-- Begin --

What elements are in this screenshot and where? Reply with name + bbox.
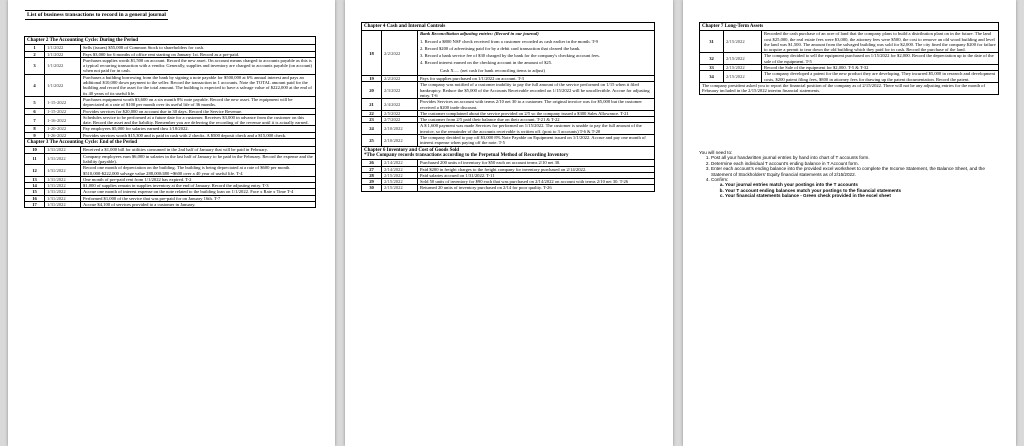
table-row: 13 1/31/2022 One month of pre-paid rent from 1/1/2022 has expired. T-2 bbox=[25, 176, 316, 182]
table-row: 21 2/4/2022 Provides Services on account with terms 2/10 net 30 to a customer. The original invoice was for $5,000 but the customer received a $200 trade discount. bbox=[362, 99, 655, 111]
table-row: 26 2/14/2022 Purchased 200 units of inventory for $50 each on account terms 2/10 net 30. bbox=[362, 160, 655, 166]
table-row: 8 1-20-2022 Pay employees $5,000 for salaries earned thru 1/18/2022. bbox=[25, 126, 316, 132]
table-row: 10 1/31/2022 Received a $1,000 bill for utilities consumed in the 2nd half of January that will be paid in February. bbox=[25, 147, 316, 153]
section-heading: Chapter 4 Cash and Internal Controls bbox=[362, 23, 655, 31]
table-row: 12 1/31/2022 Record one month of depreciation on the building. The building is being depreciated at a rate of $600 per month. $510,000-$222,000 salvage value 288,000/480 =$600 over a 40 year of useful life. T-4 bbox=[25, 165, 316, 177]
instructions-label: You will need to: bbox=[699, 150, 733, 155]
table-row: 14 1/31/2022 $1,000 of supplies remain in supplies inventory at the end of January. Record the adjusting entry. T-3 bbox=[25, 183, 316, 189]
table-row: 1 1/1/2022 Sells (issues) $55,000 of Common Stock to shareholders for cash. bbox=[25, 45, 316, 51]
table-row: 3 1/1/2022 Purchases supplies worth $1,500 on account. Record the new asset. On account means charged to accounts payable as this is a typical recurring transaction with a vendor. Generally, supplies and inventory are charged to accounts payable (on account) when not paid for in cash. bbox=[25, 57, 316, 74]
table-row: 7 1-16-2022 Schedules service to be performed at a future date for a customer. Receives $3,000 in advance from the customer on this date. Record the asset and the liability. Remember you are deferring the recording of the revenue until it is actually earned. bbox=[25, 114, 316, 126]
transactions-table-chapter-7 bbox=[699, 22, 999, 95]
table-row: 18 2/2/2022 Bank Reconciliation adjusting entries: (Record in our journal) 1. Record a $800 NSF check received from a customer recorded as cash earlier in the month. T-9 2. Record $200 of advertising paid for by a debit card transaction that cleared the bank. 3. Record a bank service fee of $30 charged by the bank for the company's checking account fees. 4. Record interest earned on the checking account in the amount of $25. Cash X..... (net cash for bank reconciling items to adjust) bbox=[362, 31, 655, 76]
bank-reconciliation-entries: Bank Reconciliation adjusting entries: (Record in our journal) 1. Record a $800 NSF check received from a customer recorded as cash earlier in the month. T-9 2. Record $200 of advertising paid for by a debit card transaction that cleared the bank. 3. Record a bank service fee of $30 charged by the bank for the company's checking account fees. 4. Record interest earned on the checking account in the amount of $25. Cash X..... (net cash for bank reconciling items to adjust) bbox=[418, 31, 655, 76]
table-row: 20 2/3/2022 The company was notified of a customer inability to pay the full amount of the service performed on 1/15 when it filed bankruptcy. Reduce the $5,000 of the Accounts Receivable recorded on 1/15/2022 will be uncollectible. Accrue for adjusting entry. T-6 bbox=[362, 82, 655, 99]
section-heading: Chapter 3 The Accounting Cycle: End of the Period bbox=[25, 139, 316, 147]
table-row: 4 1/1/2022 Purchases a building borrowing from the bank by signing a note payable for $500,000 at 6% annual interest and pays an additional $10,000 down payment to the seller. Record the transaction in 1 accounts. Note the TOTAL amount paid for the building and record the asset for the total amount. The building is expected to have a salvage value of $222,000 at the end of its 40 years of its useful life. bbox=[25, 74, 316, 96]
table-row: 6 1-15-2022 Provides services for $20,000 on account due in 30 days. Record the Service Revenue. bbox=[25, 108, 316, 114]
table-row: 29 2/15/2022 Sold 50 units of inventory for $90 each that was purchased on 2/14/2022 on account with terms 2/10 net 30. T-26 bbox=[362, 179, 655, 185]
section-heading: Chapter 7 Long-Term Assets bbox=[700, 23, 999, 31]
table-row: 24 2/10/2022 A $ 1,600 payment was made Services for performed on 1/15/2022. The customer is unable to pay the full amount of the invoice, so the remainder of the accounts receivable is written off. (post to 3 accounts) T-6 & T-20 bbox=[362, 123, 655, 135]
table-row: 19 2/2/2022 Pays for supplies purchased on 1/1/2022 on account. T-3 bbox=[362, 76, 655, 82]
table-row: 17 1/31/2022 Accrue $4,100 of services provided to a customer in January. bbox=[25, 202, 316, 208]
intro-note: The company president asked you to report the financial position of the company as of 2/15/2022. There will not be any adjusting entries for the month of February included in the 2/15/2022 interim financial statements. bbox=[700, 82, 999, 94]
document-page-1 bbox=[8, 0, 335, 446]
transactions-table-chapter-2-3 bbox=[24, 36, 316, 208]
list-item: 3. Enter each account's ending balance into the provided excel worksheet to complete the Income Statement, the Balance Sheet, and the Statement of Stockholders' Equity financial statements as of 2/15/2022. bbox=[711, 166, 1001, 177]
section-heading: Chapter 6 Inventory and Cost of Goods Sold *The Company records transactions according to the Perpetual Method of Recording Inventory bbox=[362, 146, 655, 160]
list-item: c. Your financial statements balance - Green check provided in the excel sheet bbox=[725, 193, 1001, 198]
table-row: 22 2/5/2022 The customer complained about the service provided on 2/5 so the company issued a $300 Sales Allowance. T-21 bbox=[362, 110, 655, 116]
table-row: 31 2/15/2022 Recorded the cash purchase of an acre of land that the company plans to build a distribution plant on in the future. The land cost $25,000, the real estate fees were $3,000, the attorney fees were $500, the cost to remove an old wood building and level the land was $1,500. The amount from the salvaged building was sold for $2,000. The city fined the company $200 for failure to acquire a permit to tear down the old building which they paid for in cash. Record the purchase of the land. bbox=[700, 31, 999, 53]
table-row: 2 1/1/2022 Pays $3,000 for 6 months of office rent starting on January 1st. Record as a pre-paid. bbox=[25, 51, 316, 57]
transactions-table-chapter-4-6 bbox=[361, 22, 655, 192]
table-row: 27 2/14/2022 Paid $200 in freight charges to the freight company for inventory purchased on 2/14/2022. bbox=[362, 166, 655, 172]
table-row: 30 2/15/2022 Returned 20 units of inventory purchased on 2/14 for poor quality. T-26 bbox=[362, 185, 655, 191]
list-item: 1. Post all your handwritten journal entries by hand into chart of T accounts form. bbox=[711, 155, 1001, 160]
page-title: List of business transactions to record in a general journal bbox=[27, 12, 166, 18]
table-row: 15 1/31/2022 Accrue one month of interest expense on the note related to the building loan on 1/1/2022. Face x Rate x Time T-4 bbox=[25, 189, 316, 195]
table-row: 9 1-26-2022 Provides services worth $15,300 and is paid in cash with 2 checks. A $500 deposit check and a $15,000 check. bbox=[25, 132, 316, 138]
section-heading: Chapter 2 The Accounting Cycle: During the Period bbox=[25, 37, 316, 45]
table-row: 34 2/15/2022 The company developed a patent for the new product they are developing. They incurred $5,000 in research and development costs, $200 patent filing fees, $800 in attorney fees for drawing up the patent documentation. Record the patent. bbox=[700, 71, 999, 83]
table-row: 5 1-15-2022 Purchases equipment worth $3,600 on a six month 8% note payable. Record the new asset. The equipment will be depreciated at a rate of $100 per month over its useful life of 36 months. bbox=[25, 96, 316, 108]
table-row: 25 2/10/2022 The company decided to pay off $3,000 8% Note Payable on Equipment issued on 1/1/2022. Accrue and pay one month of interest expense when paying off the note. T-5 bbox=[362, 135, 655, 147]
instructions bbox=[699, 150, 1001, 199]
document-page-2 bbox=[345, 0, 673, 446]
table-row: 11 1/31/2022 Company employees earn $6,000 in salaries in the last half of January to be paid in the February. Record the expense and the liability (payable). bbox=[25, 153, 316, 165]
list-item: 4. Confirm: a. Your journal entries match your postings into the T accounts b. Your T account ending balances match your postings to the financial statements c. Your financial statements balance - Green check provided in the excel sheet bbox=[711, 177, 1001, 199]
list-item: b. Your T account ending balances match your postings to the financial statements bbox=[725, 188, 1001, 193]
table-row: 28 2/15/2022 Paid salaries accrued on 1/31/2022. T-11 bbox=[362, 172, 655, 178]
table-row: 16 1/31/2022 Performed $1,000 of the service that was pre-paid for on January 16th. T-7 bbox=[25, 195, 316, 201]
table-row: 23 2/7/2022 The customer from 2/5 paid their balance due on their account. T-21 & T-22 bbox=[362, 117, 655, 123]
list-item: a. Your journal entries match your postings into the T accounts bbox=[725, 182, 1001, 187]
document-page-3 bbox=[683, 0, 1016, 446]
table-row: 32 2/15/2022 The company decided to sell the equipment purchased on 1/15/2022 for $2,000. Record the depreciation up to the date of the sale of the equipment. T-5 bbox=[700, 53, 999, 65]
list-item: 2. Determine each individual T account's ending balance in T Account form. bbox=[711, 161, 1001, 166]
table-row: 33 2/15/2022 Record the Sale of the equipment for $2,000. T-5 & T-32 bbox=[700, 65, 999, 71]
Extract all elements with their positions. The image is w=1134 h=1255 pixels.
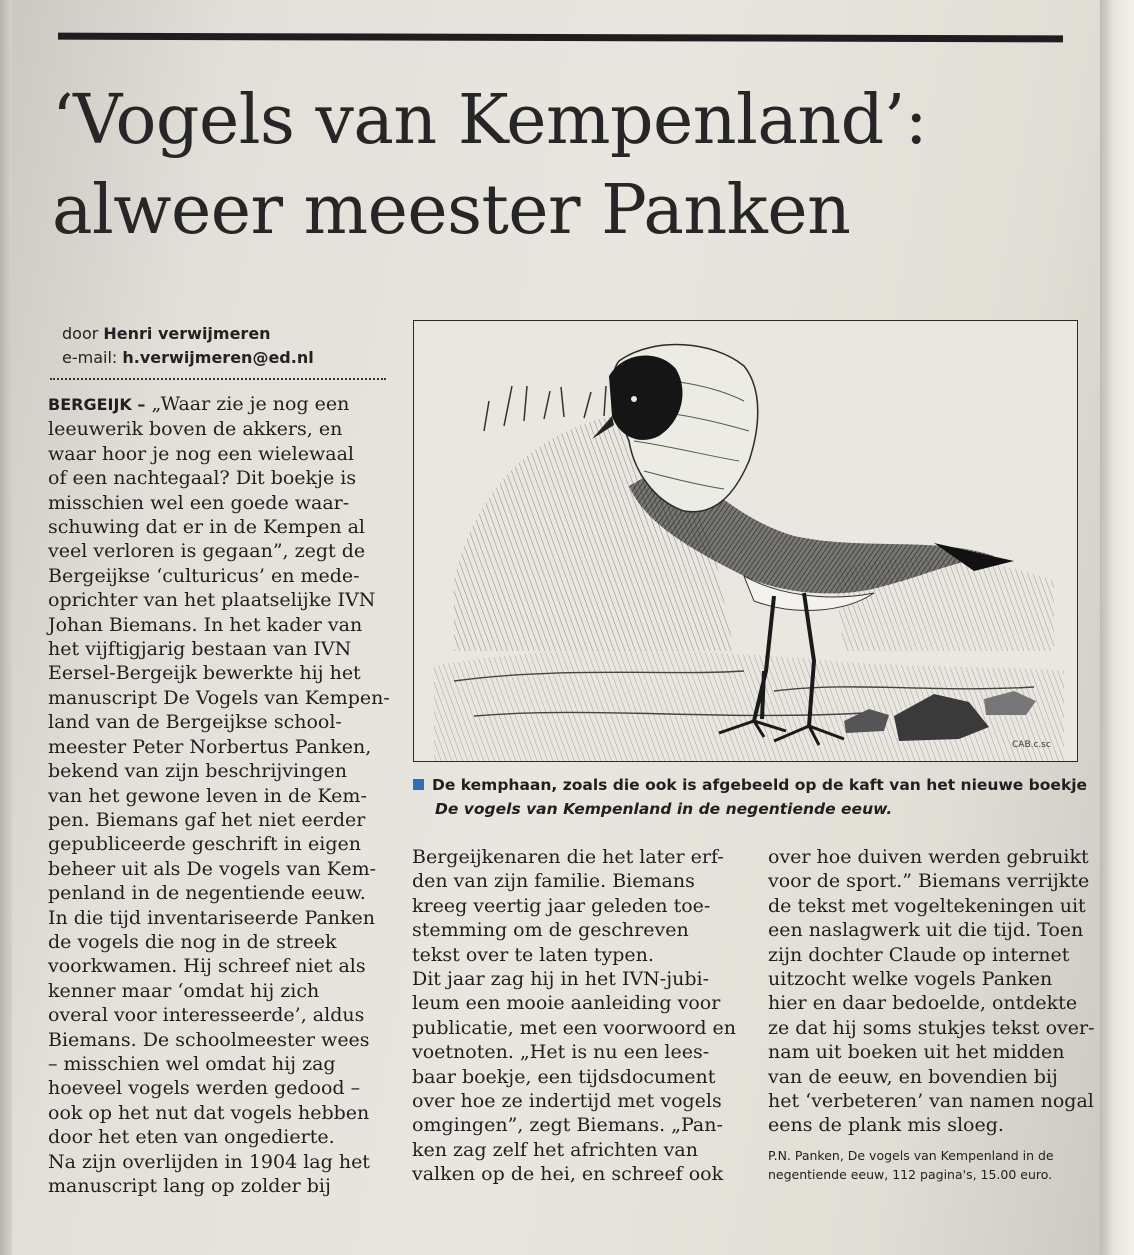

-- End --

__STATED TASK__.
Retype the data starting with the line that contains "table-row: 13 1/31/2022" and going on through the line that contains "table-row: 3 1/1/2022", both included, with no changes.

__ANSWER FOR THIS EXERCISE__.
table-row: 13 1/31/2022 One month of pre-paid rent from 1/1/2022 has expired. T-2 bbox=[25, 176, 316, 182]
table-row: 21 2/4/2022 Provides Services on account with terms 2/10 net 30 to a customer. The original invoice was for $5,000 but the customer received a $200 trade discount. bbox=[362, 99, 655, 111]
table-row: 26 2/14/2022 Purchased 200 units of inventory for $50 each on account terms 2/10 net 30. bbox=[362, 160, 655, 166]
table-row: 8 1-20-2022 Pay employees $5,000 for salaries earned thru 1/18/2022. bbox=[25, 126, 316, 132]
table-row: 10 1/31/2022 Received a $1,000 bill for utilities consumed in the 2nd half of January that will be paid in February. bbox=[25, 147, 316, 153]
section-heading: Chapter 4 Cash and Internal Controls bbox=[362, 23, 655, 31]
table-row: 12 1/31/2022 Record one month of depreciation on the building. The building is being depreciated at a rate of $600 per month. $510,000-$222,000 salvage value 288,000/480 =$600 over a 40 year of useful life. T-4 bbox=[25, 165, 316, 177]
instructions-label: You will need to: bbox=[699, 150, 733, 155]
table-row: 14 1/31/2022 $1,000 of supplies remain in supplies inventory at the end of January. Record the adjusting entry. T-3 bbox=[25, 183, 316, 189]
table-row: 1 1/1/2022 Sells (issues) $55,000 of Common Stock to shareholders for cash. bbox=[25, 45, 316, 51]
table-row: 3 1/1/2022 Purchases supplies worth $1,500 on account. Record the new asset. On account means charged to accounts payable as this is a typical recurring transaction with a vendor. Generally, supplies and inventory are charged to accounts payable (on account) when not paid for in cash. bbox=[25, 57, 316, 74]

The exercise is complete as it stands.